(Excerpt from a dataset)
======

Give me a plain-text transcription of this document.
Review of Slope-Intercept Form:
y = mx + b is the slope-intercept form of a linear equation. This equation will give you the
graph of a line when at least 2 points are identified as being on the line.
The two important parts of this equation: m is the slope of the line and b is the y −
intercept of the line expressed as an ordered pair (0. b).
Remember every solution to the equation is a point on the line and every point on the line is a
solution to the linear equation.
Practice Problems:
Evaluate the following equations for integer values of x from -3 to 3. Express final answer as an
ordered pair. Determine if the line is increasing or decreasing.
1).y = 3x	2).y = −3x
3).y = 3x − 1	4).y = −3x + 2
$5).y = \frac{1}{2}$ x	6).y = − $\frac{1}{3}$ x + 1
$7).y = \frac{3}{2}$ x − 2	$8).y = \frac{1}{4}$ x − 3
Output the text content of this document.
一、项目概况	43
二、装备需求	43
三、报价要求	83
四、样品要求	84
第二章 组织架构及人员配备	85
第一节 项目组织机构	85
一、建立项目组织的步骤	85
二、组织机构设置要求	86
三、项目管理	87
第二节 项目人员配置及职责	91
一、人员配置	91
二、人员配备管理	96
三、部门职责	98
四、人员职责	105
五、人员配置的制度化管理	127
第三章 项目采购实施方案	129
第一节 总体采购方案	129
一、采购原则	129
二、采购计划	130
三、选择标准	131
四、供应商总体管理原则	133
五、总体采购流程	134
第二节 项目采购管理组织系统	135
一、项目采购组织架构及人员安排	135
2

======

*DO THIS*. Extract the complete set of records unchanged.

*WRITTEN RESPONSE*.
Give me a plain-text transcription of this document.
Review of Slope-Intercept Form:
y = mx + b is the slope-intercept form of a linear equation. This equation will give you the
graph of a line when at least 2 points are identified as being on the line.
The two important parts of this equation: m is the slope of the line and b is the y −
intercept of the line expressed as an ordered pair (0. b).
Remember every solution to the equation is a point on the line and every point on the line is a
solution to the linear equation.
Practice Problems:
Evaluate the following equations for integer values of x from -3 to 3. Express final answer as an
ordered pair. Determine if the line is increasing or decreasing.
1).y = 3x	2).y = −3x
3).y = 3x − 1	4).y = −3x + 2
$5).y = \frac{1}{2}$ x	6).y = − $\frac{1}{3}$ x + 1
$7).y = \frac{3}{2}$ x − 2	$8).y = \frac{1}{4}$ x − 3
Output the text content of this document.
一、项目概况	43
二、装备需求	43
三、报价要求	83
四、样品要求	84
第二章 组织架构及人员配备	85
第一节 项目组织机构	85
一、建立项目组织的步骤	85
二、组织机构设置要求	86
三、项目管理	87
第二节 项目人员配置及职责	91
一、人员配置	91
二、人员配备管理	96
三、部门职责	98
四、人员职责	105
五、人员配置的制度化管理	127
第三章 项目采购实施方案	129
第一节 总体采购方案	129
一、采购原则	129
二、采购计划	130
三、选择标准	131
四、供应商总体管理原则	133
五、总体采购流程	134
第二节 项目采购管理组织系统	135
一、项目采购组织架构及人员安排	135
2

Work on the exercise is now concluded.